Problem details:
Restate the records below word for word.

Dataset records
○ ○ ○
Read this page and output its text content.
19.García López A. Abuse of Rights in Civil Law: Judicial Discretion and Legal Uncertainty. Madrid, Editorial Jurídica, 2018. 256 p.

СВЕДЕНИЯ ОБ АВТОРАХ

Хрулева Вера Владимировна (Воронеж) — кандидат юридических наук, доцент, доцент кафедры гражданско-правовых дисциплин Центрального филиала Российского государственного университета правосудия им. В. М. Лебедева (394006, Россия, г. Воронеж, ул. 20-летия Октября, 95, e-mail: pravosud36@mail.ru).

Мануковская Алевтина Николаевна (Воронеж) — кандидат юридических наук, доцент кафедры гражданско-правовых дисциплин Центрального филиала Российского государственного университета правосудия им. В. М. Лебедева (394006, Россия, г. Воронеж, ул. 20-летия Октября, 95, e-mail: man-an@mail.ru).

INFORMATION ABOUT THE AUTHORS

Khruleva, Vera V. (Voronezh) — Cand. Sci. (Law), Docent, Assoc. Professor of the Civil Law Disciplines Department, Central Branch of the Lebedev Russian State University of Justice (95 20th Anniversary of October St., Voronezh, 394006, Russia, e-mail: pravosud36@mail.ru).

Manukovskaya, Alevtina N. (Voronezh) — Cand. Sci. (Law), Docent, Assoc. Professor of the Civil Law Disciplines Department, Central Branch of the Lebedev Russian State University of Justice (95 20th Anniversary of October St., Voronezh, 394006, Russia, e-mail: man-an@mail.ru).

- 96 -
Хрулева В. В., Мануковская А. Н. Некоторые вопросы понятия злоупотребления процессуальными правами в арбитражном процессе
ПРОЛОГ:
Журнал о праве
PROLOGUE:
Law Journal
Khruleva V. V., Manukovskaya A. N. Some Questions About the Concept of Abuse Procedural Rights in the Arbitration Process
○ ○ ○
Exercise result:
Read this page and output its text content.
19.García López A. Abuse of Rights in Civil Law: Judicial Discretion and Legal Uncertainty. Madrid, Editorial Jurídica, 2018. 256 p.

СВЕДЕНИЯ ОБ АВТОРАХ

Хрулева Вера Владимировна (Воронеж) — кандидат юридических наук, доцент, доцент кафедры гражданско-правовых дисциплин Центрального филиала Российского государственного университета правосудия им. В. М. Лебедева (394006, Россия, г. Воронеж, ул. 20-летия Октября, 95, e-mail: pravosud36@mail.ru).

Мануковская Алевтина Николаевна (Воронеж) — кандидат юридических наук, доцент кафедры гражданско-правовых дисциплин Центрального филиала Российского государственного университета правосудия им. В. М. Лебедева (394006, Россия, г. Воронеж, ул. 20-летия Октября, 95, e-mail: man-an@mail.ru).

INFORMATION ABOUT THE AUTHORS

Khruleva, Vera V. (Voronezh) — Cand. Sci. (Law), Docent, Assoc. Professor of the Civil Law Disciplines Department, Central Branch of the Lebedev Russian State University of Justice (95 20th Anniversary of October St., Voronezh, 394006, Russia, e-mail: pravosud36@mail.ru).

Manukovskaya, Alevtina N. (Voronezh) — Cand. Sci. (Law), Docent, Assoc. Professor of the Civil Law Disciplines Department, Central Branch of the Lebedev Russian State University of Justice (95 20th Anniversary of October St., Voronezh, 394006, Russia, e-mail: man-an@mail.ru).

- 96 -
Хрулева В. В., Мануковская А. Н. Некоторые вопросы понятия злоупотребления процессуальными правами в арбитражном процессе
ПРОЛОГ:
Журнал о праве
PROLOGUE:
Law Journal
Khruleva V. V., Manukovskaya A. N. Some Questions About the Concept of Abuse Procedural Rights in the Arbitration Process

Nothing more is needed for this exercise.